Records from a data collection
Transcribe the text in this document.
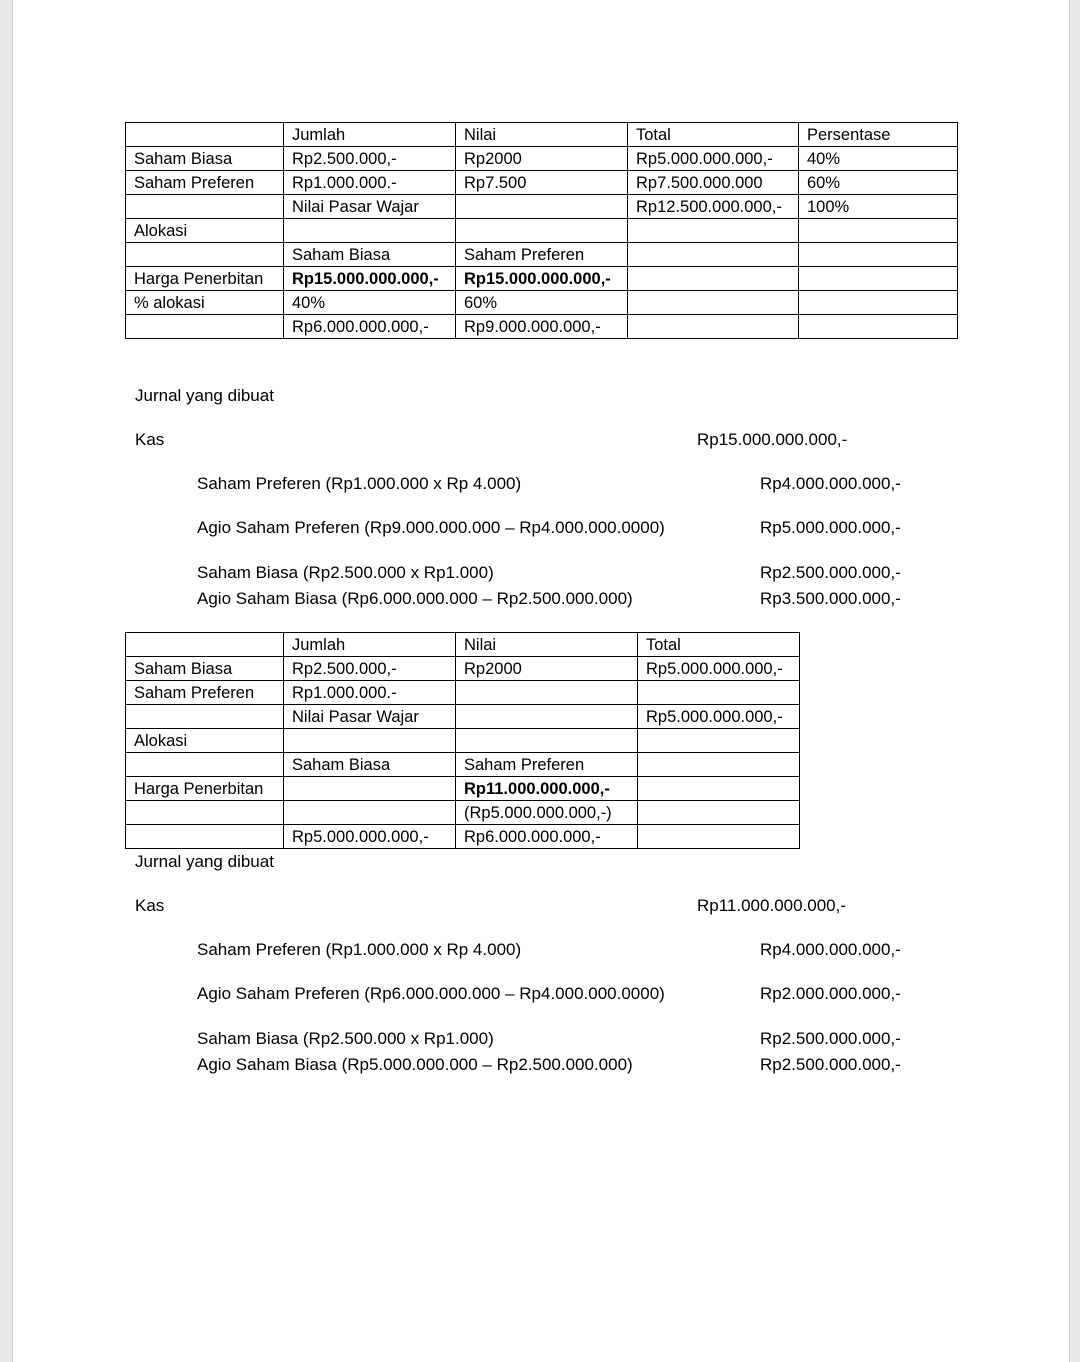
	Jumlah	Nilai	Total	Persentase
Saham Biasa	Rp2.500.000,-	Rp2000	Rp5.000.000.000,-	40%
Saham Preferen	Rp1.000.000.-	Rp7.500	Rp7.500.000.000	60%
	Nilai Pasar Wajar		Rp12.500.000.000,-	100%
Alokasi				
	Saham Biasa	Saham Preferen		
Harga Penerbitan	Rp15.000.000.000,-	Rp15.000.000.000,-		
% alokasi	40%	60%		
	Rp6.000.000.000,-	Rp9.000.000.000,-		
Jurnal yang dibuat
Kas	Rp15.000.000.000,-
Saham Preferen (Rp1.000.000 x Rp 4.000)	Rp4.000.000.000,-
Agio Saham Preferen (Rp9.000.000.000 – Rp4.000.000.0000)	Rp5.000.000.000,-
Saham Biasa (Rp2.500.000 x Rp1.000)	Rp2.500.000.000,-
Agio Saham Biasa (Rp6.000.000.000 – Rp2.500.000.000)	Rp3.500.000.000,-
	Jumlah	Nilai	Total
Saham Biasa	Rp2.500.000,-	Rp2000	Rp5.000.000.000,-
Saham Preferen	Rp1.000.000.-		
	Nilai Pasar Wajar		Rp5.000.000.000,-
Alokasi			
	Saham Biasa	Saham Preferen	
Harga Penerbitan		Rp11.000.000.000,-	
		(Rp5.000.000.000,-)	
	Rp5.000.000.000,-	Rp6.000.000.000,-	
Jurnal yang dibuat
Kas	Rp11.000.000.000,-
Saham Preferen (Rp1.000.000 x Rp 4.000)	Rp4.000.000.000,-
Agio Saham Preferen (Rp6.000.000.000 – Rp4.000.000.0000)	Rp2.000.000.000,-
Saham Biasa (Rp2.500.000 x Rp1.000)	Rp2.500.000.000,-
Agio Saham Biasa (Rp5.000.000.000 – Rp2.500.000.000)	Rp2.500.000.000,-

Given instruction:
Search the records above for the string "Biasa". Copy every line that contains it.

Response to this task:
Saham Biasa	Rp2.500.000,-	Rp2000	Rp5.000.000.000,-	40%
	Saham Biasa	Saham Preferen		
Saham Biasa (Rp2.500.000 x Rp1.000)	Rp2.500.000.000,-
Agio Saham Biasa (Rp6.000.000.000 – Rp2.500.000.000)	Rp3.500.000.000,-
Saham Biasa	Rp2.500.000,-	Rp2000	Rp5.000.000.000,-
	Saham Biasa	Saham Preferen	
Saham Biasa (Rp2.500.000 x Rp1.000)	Rp2.500.000.000,-
Agio Saham Biasa (Rp5.000.000.000 – Rp2.500.000.000)	Rp2.500.000.000,-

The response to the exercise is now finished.